EXERCISE PROMPT. Copy the data exactly as it appears, and do not include any pictures.

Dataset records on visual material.
☆ ☆ ☆

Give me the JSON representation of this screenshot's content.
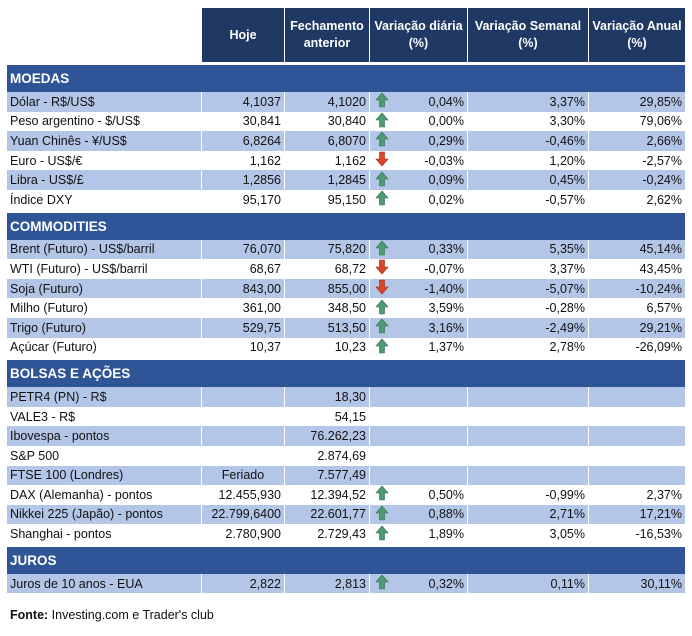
{
  "headers": [
    "Hoje",
    "Fechamento anterior",
    "Variação diária (%)",
    "Variação Semanal (%)",
    "Variação Anual (%)"
  ],
  "colors": {
    "header": "#1f3864",
    "section": "#2f5597",
    "band": "#b4c6e7",
    "up": "#4e9a72",
    "down": "#d9472b"
  },
  "sections": [
    {
      "title": "MOEDAS",
      "rows": [
        {
          "label": "Dólar - R$/US$",
          "hoje": "4,1037",
          "fech": "4,1020",
          "trend": "up",
          "diaria": "0,04%",
          "semanal": "3,37%",
          "anual": "29,85%"
        },
        {
          "label": "Peso argentino - $/US$",
          "hoje": "30,841",
          "fech": "30,840",
          "trend": "up",
          "diaria": "0,00%",
          "semanal": "3,30%",
          "anual": "79,06%"
        },
        {
          "label": "Yuan Chinês - ¥/US$",
          "hoje": "6,8264",
          "fech": "6,8070",
          "trend": "up",
          "diaria": "0,29%",
          "semanal": "-0,46%",
          "anual": "2,66%"
        },
        {
          "label": "Euro - US$/€",
          "hoje": "1,162",
          "fech": "1,162",
          "trend": "down",
          "diaria": "-0,03%",
          "semanal": "1,20%",
          "anual": "-2,57%"
        },
        {
          "label": "Libra - US$/£",
          "hoje": "1,2856",
          "fech": "1,2845",
          "trend": "up",
          "diaria": "0,09%",
          "semanal": "0,45%",
          "anual": "-0,24%"
        },
        {
          "label": "Índice DXY",
          "hoje": "95,170",
          "fech": "95,150",
          "trend": "up",
          "diaria": "0,02%",
          "semanal": "-0,57%",
          "anual": "2,62%"
        }
      ]
    },
    {
      "title": "COMMODITIES",
      "rows": [
        {
          "label": "Brent (Futuro) - US$/barril",
          "hoje": "76,070",
          "fech": "75,820",
          "trend": "up",
          "diaria": "0,33%",
          "semanal": "5,35%",
          "anual": "45,14%"
        },
        {
          "label": "WTI (Futuro) - US$/barril",
          "hoje": "68,67",
          "fech": "68,72",
          "trend": "down",
          "diaria": "-0,07%",
          "semanal": "3,37%",
          "anual": "43,45%"
        },
        {
          "label": "Soja (Futuro)",
          "hoje": "843,00",
          "fech": "855,00",
          "trend": "down",
          "diaria": "-1,40%",
          "semanal": "-5,07%",
          "anual": "-10,24%"
        },
        {
          "label": "Milho (Futuro)",
          "hoje": "361,00",
          "fech": "348,50",
          "trend": "up",
          "diaria": "3,59%",
          "semanal": "-0,28%",
          "anual": "6,57%"
        },
        {
          "label": "Trigo (Futuro)",
          "hoje": "529,75",
          "fech": "513,50",
          "trend": "up",
          "diaria": "3,16%",
          "semanal": "-2,49%",
          "anual": "29,21%"
        },
        {
          "label": "Açúcar (Futuro)",
          "hoje": "10,37",
          "fech": "10,23",
          "trend": "up",
          "diaria": "1,37%",
          "semanal": "2,78%",
          "anual": "-26,09%"
        }
      ]
    },
    {
      "title": "BOLSAS E AÇÕES",
      "rows": [
        {
          "label": "PETR4 (PN) - R$",
          "hoje": "",
          "fech": "18,30",
          "trend": "",
          "diaria": "",
          "semanal": "",
          "anual": ""
        },
        {
          "label": "VALE3 - R$",
          "hoje": "",
          "fech": "54,15",
          "trend": "",
          "diaria": "",
          "semanal": "",
          "anual": ""
        },
        {
          "label": "Ibovespa - pontos",
          "hoje": "",
          "fech": "76.262,23",
          "trend": "",
          "diaria": "",
          "semanal": "",
          "anual": ""
        },
        {
          "label": "S&P 500",
          "hoje": "",
          "fech": "2.874,69",
          "trend": "",
          "diaria": "",
          "semanal": "",
          "anual": ""
        },
        {
          "label": "FTSE 100 (Londres)",
          "hoje": "Feriado",
          "fech": "7.577,49",
          "trend": "",
          "diaria": "",
          "semanal": "",
          "anual": ""
        },
        {
          "label": "DAX (Alemanha) - pontos",
          "hoje": "12.455,930",
          "fech": "12.394,52",
          "trend": "up",
          "diaria": "0,50%",
          "semanal": "-0,99%",
          "anual": "2,37%"
        },
        {
          "label": "Nikkei 225 (Japão) - pontos",
          "hoje": "22.799,6400",
          "fech": "22.601,77",
          "trend": "up",
          "diaria": "0,88%",
          "semanal": "2,71%",
          "anual": "17,21%"
        },
        {
          "label": "Shanghai - pontos",
          "hoje": "2.780,900",
          "fech": "2.729,43",
          "trend": "up",
          "diaria": "1,89%",
          "semanal": "3,05%",
          "anual": "-16,53%"
        }
      ]
    },
    {
      "title": "JUROS",
      "rows": [
        {
          "label": "Juros de 10 anos - EUA",
          "hoje": "2,822",
          "fech": "2,813",
          "trend": "up",
          "diaria": "0,32%",
          "semanal": "0,11%",
          "anual": "30,11%"
        }
      ]
    }
  ],
  "footer": {
    "label": "Fonte:",
    "text": " Investing.com e Trader's club"
  }
}
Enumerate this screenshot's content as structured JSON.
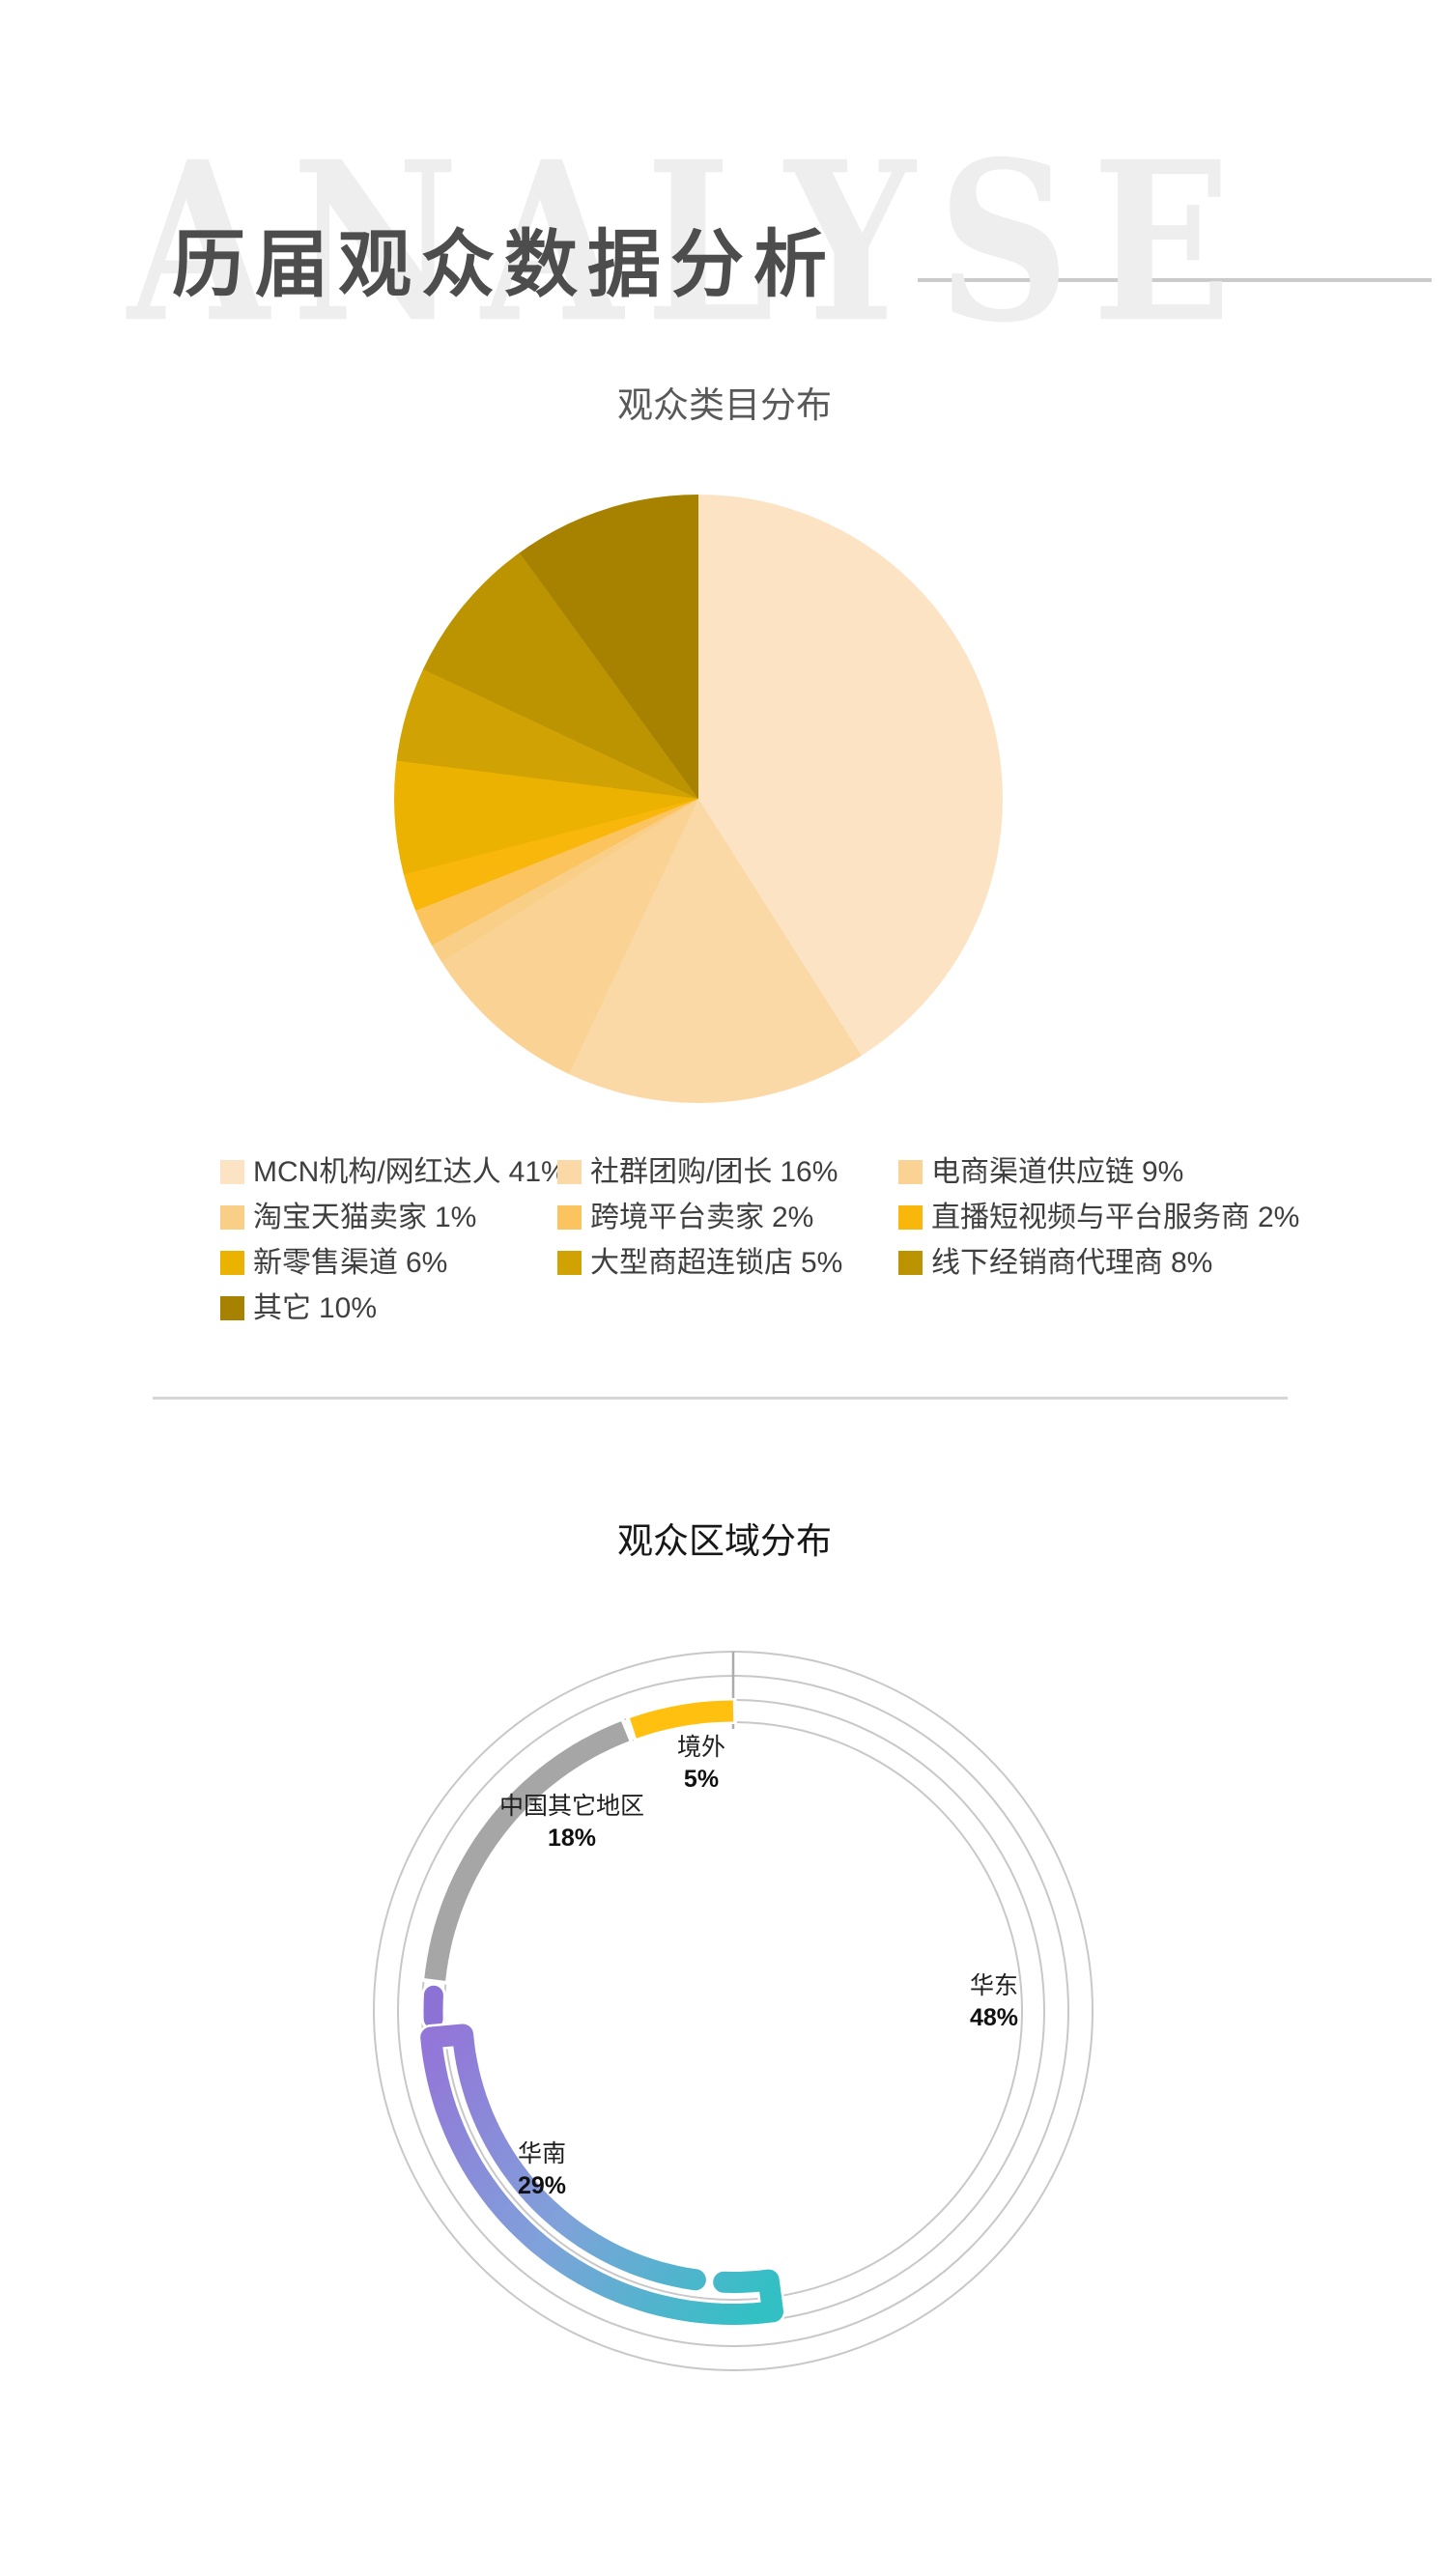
{
  "watermark": "ANALYSE",
  "page_title": "历届观众数据分析",
  "chart_data": [
    {
      "type": "pie",
      "title": "观众类目分布",
      "start_angle_deg": 0,
      "direction": "clockwise",
      "slices": [
        {
          "label": "MCN机构/网红达人",
          "value_pct": 41,
          "pct_label": "41%",
          "color": "#FCE3C3"
        },
        {
          "label": "社群团购/团长",
          "value_pct": 16,
          "pct_label": "16%",
          "color": "#FBD9A6"
        },
        {
          "label": "电商渠道供应链",
          "value_pct": 9,
          "pct_label": "9%",
          "color": "#FAD294"
        },
        {
          "label": "淘宝天猫卖家",
          "value_pct": 1,
          "pct_label": "1%",
          "color": "#F9CE86"
        },
        {
          "label": "跨境平台卖家",
          "value_pct": 2,
          "pct_label": "2%",
          "color": "#FBC45F"
        },
        {
          "label": "直播短视频与平台服务商",
          "value_pct": 2,
          "pct_label": "2%",
          "color": "#F9B70B"
        },
        {
          "label": "新零售渠道",
          "value_pct": 6,
          "pct_label": "6%",
          "color": "#ECB201"
        },
        {
          "label": "大型商超连锁店",
          "value_pct": 5,
          "pct_label": "5%",
          "color": "#D1A203"
        },
        {
          "label": "线下经销商代理商",
          "value_pct": 8,
          "pct_label": "8%",
          "color": "#BC9402"
        },
        {
          "label": "其它",
          "value_pct": 10,
          "pct_label": "10%",
          "color": "#A78200"
        }
      ]
    },
    {
      "type": "radial-bar",
      "title": "观众区域分布",
      "direction": "counterclockwise_from_top",
      "regions": [
        {
          "name": "境外",
          "value_pct": 5,
          "pct_label": "5%",
          "color": "#FFC010"
        },
        {
          "name": "中国其它地区",
          "value_pct": 18,
          "pct_label": "18%",
          "color": "#A6A6A6"
        },
        {
          "name": "华东",
          "value_pct": 48,
          "pct_label": "48%",
          "color": "#32C0C4"
        },
        {
          "name": "华南",
          "value_pct": 29,
          "pct_label": "29%",
          "color": "#9377D8"
        }
      ],
      "gradient": [
        "#9377D8",
        "#7FA2DA",
        "#32C0C4"
      ],
      "nub_color": "#8D72D5",
      "track_color": "#C8C8C8",
      "outline_color": "#FFFFFF"
    }
  ],
  "divider_color": "#D6D6D6"
}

☆ ☆ ☆

CORRECT RESPONSE.
Give me the JSON representation of this screenshot's content.
{
  "headers": [
    "Hoje",
    "Fechamento anterior",
    "Variação diária (%)",
    "Variação Semanal (%)",
    "Variação Anual (%)"
  ],
  "colors": {
    "header": "#1f3864",
    "section": "#2f5597",
    "band": "#b4c6e7",
    "up": "#4e9a72",
    "down": "#d9472b"
  },
  "sections": [
    {
      "title": "MOEDAS",
      "rows": [
        {
          "label": "Dólar - R$/US$",
          "hoje": "4,1037",
          "fech": "4,1020",
          "trend": "up",
          "diaria": "0,04%",
          "semanal": "3,37%",
          "anual": "29,85%"
        },
        {
          "label": "Peso argentino - $/US$",
          "hoje": "30,841",
          "fech": "30,840",
          "trend": "up",
          "diaria": "0,00%",
          "semanal": "3,30%",
          "anual": "79,06%"
        },
        {
          "label": "Yuan Chinês - ¥/US$",
          "hoje": "6,8264",
          "fech": "6,8070",
          "trend": "up",
          "diaria": "0,29%",
          "semanal": "-0,46%",
          "anual": "2,66%"
        },
        {
          "label": "Euro - US$/€",
          "hoje": "1,162",
          "fech": "1,162",
          "trend": "down",
          "diaria": "-0,03%",
          "semanal": "1,20%",
          "anual": "-2,57%"
        },
        {
          "label": "Libra - US$/£",
          "hoje": "1,2856",
          "fech": "1,2845",
          "trend": "up",
          "diaria": "0,09%",
          "semanal": "0,45%",
          "anual": "-0,24%"
        },
        {
          "label": "Índice DXY",
          "hoje": "95,170",
          "fech": "95,150",
          "trend": "up",
          "diaria": "0,02%",
          "semanal": "-0,57%",
          "anual": "2,62%"
        }
      ]
    },
    {
      "title": "COMMODITIES",
      "rows": [
        {
          "label": "Brent (Futuro) - US$/barril",
          "hoje": "76,070",
          "fech": "75,820",
          "trend": "up",
          "diaria": "0,33%",
          "semanal": "5,35%",
          "anual": "45,14%"
        },
        {
          "label": "WTI (Futuro) - US$/barril",
          "hoje": "68,67",
          "fech": "68,72",
          "trend": "down",
          "diaria": "-0,07%",
          "semanal": "3,37%",
          "anual": "43,45%"
        },
        {
          "label": "Soja (Futuro)",
          "hoje": "843,00",
          "fech": "855,00",
          "trend": "down",
          "diaria": "-1,40%",
          "semanal": "-5,07%",
          "anual": "-10,24%"
        },
        {
          "label": "Milho (Futuro)",
          "hoje": "361,00",
          "fech": "348,50",
          "trend": "up",
          "diaria": "3,59%",
          "semanal": "-0,28%",
          "anual": "6,57%"
        },
        {
          "label": "Trigo (Futuro)",
          "hoje": "529,75",
          "fech": "513,50",
          "trend": "up",
          "diaria": "3,16%",
          "semanal": "-2,49%",
          "anual": "29,21%"
        },
        {
          "label": "Açúcar (Futuro)",
          "hoje": "10,37",
          "fech": "10,23",
          "trend": "up",
          "diaria": "1,37%",
          "semanal": "2,78%",
          "anual": "-26,09%"
        }
      ]
    },
    {
      "title": "BOLSAS E AÇÕES",
      "rows": [
        {
          "label": "PETR4 (PN) - R$",
          "hoje": "",
          "fech": "18,30",
          "trend": "",
          "diaria": "",
          "semanal": "",
          "anual": ""
        },
        {
          "label": "VALE3 - R$",
          "hoje": "",
          "fech": "54,15",
          "trend": "",
          "diaria": "",
          "semanal": "",
          "anual": ""
        },
        {
          "label": "Ibovespa - pontos",
          "hoje": "",
          "fech": "76.262,23",
          "trend": "",
          "diaria": "",
          "semanal": "",
          "anual": ""
        },
        {
          "label": "S&P 500",
          "hoje": "",
          "fech": "2.874,69",
          "trend": "",
          "diaria": "",
          "semanal": "",
          "anual": ""
        },
        {
          "label": "FTSE 100 (Londres)",
          "hoje": "Feriado",
          "fech": "7.577,49",
          "trend": "",
          "diaria": "",
          "semanal": "",
          "anual": ""
        },
        {
          "label": "DAX (Alemanha) - pontos",
          "hoje": "12.455,930",
          "fech": "12.394,52",
          "trend": "up",
          "diaria": "0,50%",
          "semanal": "-0,99%",
          "anual": "2,37%"
        },
        {
          "label": "Nikkei 225 (Japão) - pontos",
          "hoje": "22.799,6400",
          "fech": "22.601,77",
          "trend": "up",
          "diaria": "0,88%",
          "semanal": "2,71%",
          "anual": "17,21%"
        },
        {
          "label": "Shanghai - pontos",
          "hoje": "2.780,900",
          "fech": "2.729,43",
          "trend": "up",
          "diaria": "1,89%",
          "semanal": "3,05%",
          "anual": "-16,53%"
        }
      ]
    },
    {
      "title": "JUROS",
      "rows": [
        {
          "label": "Juros de 10 anos - EUA",
          "hoje": "2,822",
          "fech": "2,813",
          "trend": "up",
          "diaria": "0,32%",
          "semanal": "0,11%",
          "anual": "30,11%"
        }
      ]
    }
  ],
  "footer": {
    "label": "Fonte:",
    "text": " Investing.com e Trader's club"
  }
}
Enumerate this screenshot's content as structured JSON.
{
  "watermark": "ANALYSE",
  "page_title": "历届观众数据分析",
  "chart_data": [
    {
      "type": "pie",
      "title": "观众类目分布",
      "start_angle_deg": 0,
      "direction": "clockwise",
      "slices": [
        {
          "label": "MCN机构/网红达人",
          "value_pct": 41,
          "pct_label": "41%",
          "color": "#FCE3C3"
        },
        {
          "label": "社群团购/团长",
          "value_pct": 16,
          "pct_label": "16%",
          "color": "#FBD9A6"
        },
        {
          "label": "电商渠道供应链",
          "value_pct": 9,
          "pct_label": "9%",
          "color": "#FAD294"
        },
        {
          "label": "淘宝天猫卖家",
          "value_pct": 1,
          "pct_label": "1%",
          "color": "#F9CE86"
        },
        {
          "label": "跨境平台卖家",
          "value_pct": 2,
          "pct_label": "2%",
          "color": "#FBC45F"
        },
        {
          "label": "直播短视频与平台服务商",
          "value_pct": 2,
          "pct_label": "2%",
          "color": "#F9B70B"
        },
        {
          "label": "新零售渠道",
          "value_pct": 6,
          "pct_label": "6%",
          "color": "#ECB201"
        },
        {
          "label": "大型商超连锁店",
          "value_pct": 5,
          "pct_label": "5%",
          "color": "#D1A203"
        },
        {
          "label": "线下经销商代理商",
          "value_pct": 8,
          "pct_label": "8%",
          "color": "#BC9402"
        },
        {
          "label": "其它",
          "value_pct": 10,
          "pct_label": "10%",
          "color": "#A78200"
        }
      ]
    },
    {
      "type": "radial-bar",
      "title": "观众区域分布",
      "direction": "counterclockwise_from_top",
      "regions": [
        {
          "name": "境外",
          "value_pct": 5,
          "pct_label": "5%",
          "color": "#FFC010"
        },
        {
          "name": "中国其它地区",
          "value_pct": 18,
          "pct_label": "18%",
          "color": "#A6A6A6"
        },
        {
          "name": "华东",
          "value_pct": 48,
          "pct_label": "48%",
          "color": "#32C0C4"
        },
        {
          "name": "华南",
          "value_pct": 29,
          "pct_label": "29%",
          "color": "#9377D8"
        }
      ],
      "gradient": [
        "#9377D8",
        "#7FA2DA",
        "#32C0C4"
      ],
      "nub_color": "#8D72D5",
      "track_color": "#C8C8C8",
      "outline_color": "#FFFFFF"
    }
  ],
  "divider_color": "#D6D6D6"
}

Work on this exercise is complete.